* _Records for this exercise_
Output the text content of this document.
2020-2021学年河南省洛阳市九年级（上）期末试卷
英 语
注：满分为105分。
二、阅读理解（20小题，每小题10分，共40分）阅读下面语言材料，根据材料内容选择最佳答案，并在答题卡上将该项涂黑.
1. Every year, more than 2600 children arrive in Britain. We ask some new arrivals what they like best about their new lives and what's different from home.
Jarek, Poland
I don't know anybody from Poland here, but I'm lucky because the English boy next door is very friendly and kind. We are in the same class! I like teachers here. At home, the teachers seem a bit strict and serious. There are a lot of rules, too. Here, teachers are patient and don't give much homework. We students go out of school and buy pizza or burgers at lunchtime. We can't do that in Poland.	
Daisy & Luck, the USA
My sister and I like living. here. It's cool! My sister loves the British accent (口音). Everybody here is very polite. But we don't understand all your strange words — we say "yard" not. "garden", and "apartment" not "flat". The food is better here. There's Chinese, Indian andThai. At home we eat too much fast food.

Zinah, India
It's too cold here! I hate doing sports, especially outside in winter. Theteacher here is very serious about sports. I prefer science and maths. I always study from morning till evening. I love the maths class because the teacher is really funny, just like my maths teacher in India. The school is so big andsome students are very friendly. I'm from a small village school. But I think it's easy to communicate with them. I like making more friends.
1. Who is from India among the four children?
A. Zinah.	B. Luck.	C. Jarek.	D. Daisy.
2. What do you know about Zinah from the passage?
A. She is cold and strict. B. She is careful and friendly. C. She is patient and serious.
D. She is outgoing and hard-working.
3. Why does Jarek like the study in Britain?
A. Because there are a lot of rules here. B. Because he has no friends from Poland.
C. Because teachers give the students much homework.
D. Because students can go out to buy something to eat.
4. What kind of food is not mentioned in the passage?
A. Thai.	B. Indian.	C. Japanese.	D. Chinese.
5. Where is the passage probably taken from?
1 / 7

--

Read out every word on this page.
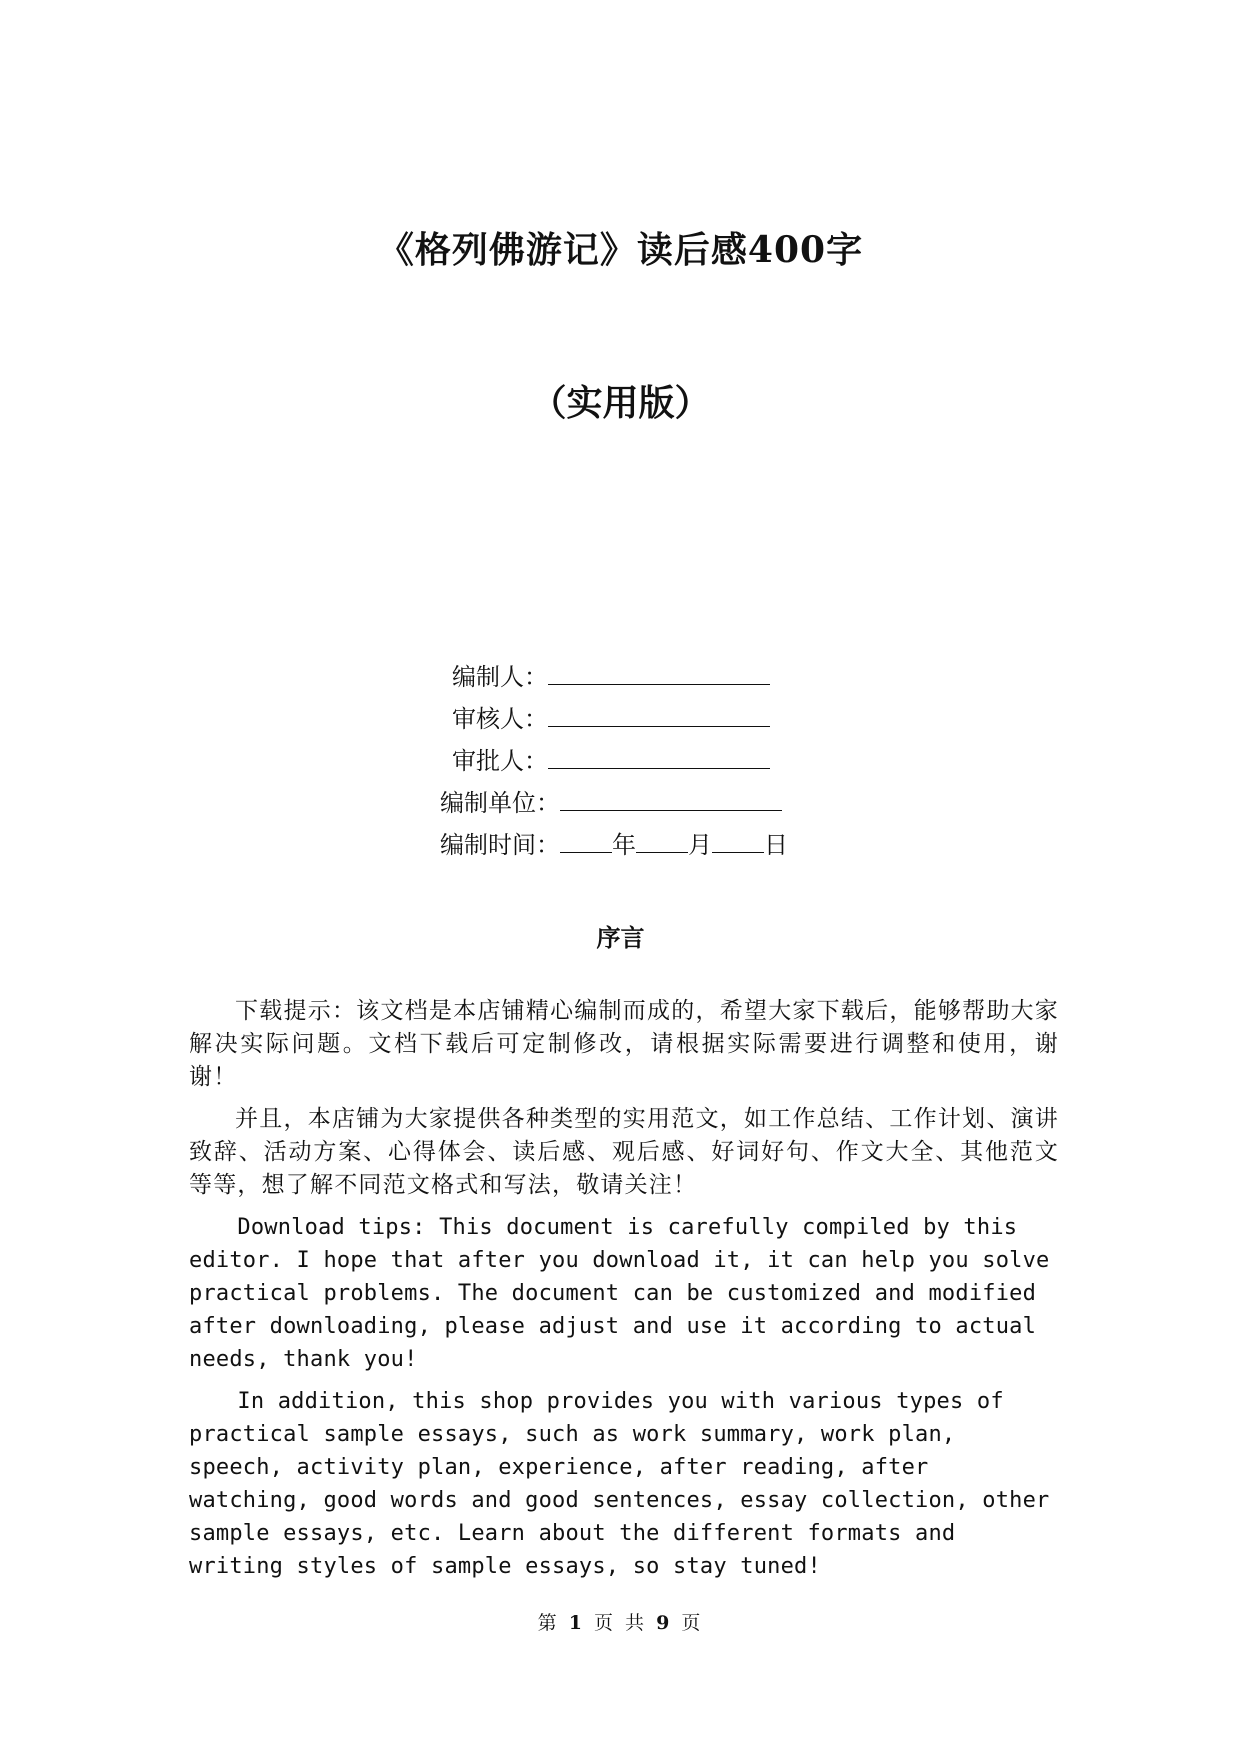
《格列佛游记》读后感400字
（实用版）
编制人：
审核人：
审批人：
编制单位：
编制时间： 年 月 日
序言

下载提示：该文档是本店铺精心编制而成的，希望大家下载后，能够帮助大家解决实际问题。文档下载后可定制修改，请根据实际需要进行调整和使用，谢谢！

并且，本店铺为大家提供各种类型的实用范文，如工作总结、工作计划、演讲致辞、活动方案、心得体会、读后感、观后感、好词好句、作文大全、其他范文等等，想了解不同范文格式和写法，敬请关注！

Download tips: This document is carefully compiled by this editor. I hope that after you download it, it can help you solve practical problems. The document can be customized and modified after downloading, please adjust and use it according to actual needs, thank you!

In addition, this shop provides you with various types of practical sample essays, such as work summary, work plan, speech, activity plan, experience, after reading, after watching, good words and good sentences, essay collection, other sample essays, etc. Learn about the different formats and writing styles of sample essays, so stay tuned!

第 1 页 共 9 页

* _Aim_
Pick out all lines from the data above in which the word "more" appears.

* _Exercise answer_
1. Every year, more than 2600 children arrive in Britain. We ask some new arrivals what they like best about their new lives and what's different from home.
It's too cold here! I hate doing sports, especially outside in winter. Theteacher here is very serious about sports. I prefer science and maths. I always study from morning till evening. I love the maths class because the teacher is really funny, just like my maths teacher in India. The school is so big andsome students are very friendly. I'm from a small village school. But I think it's easy to communicate with them. I like making more friends.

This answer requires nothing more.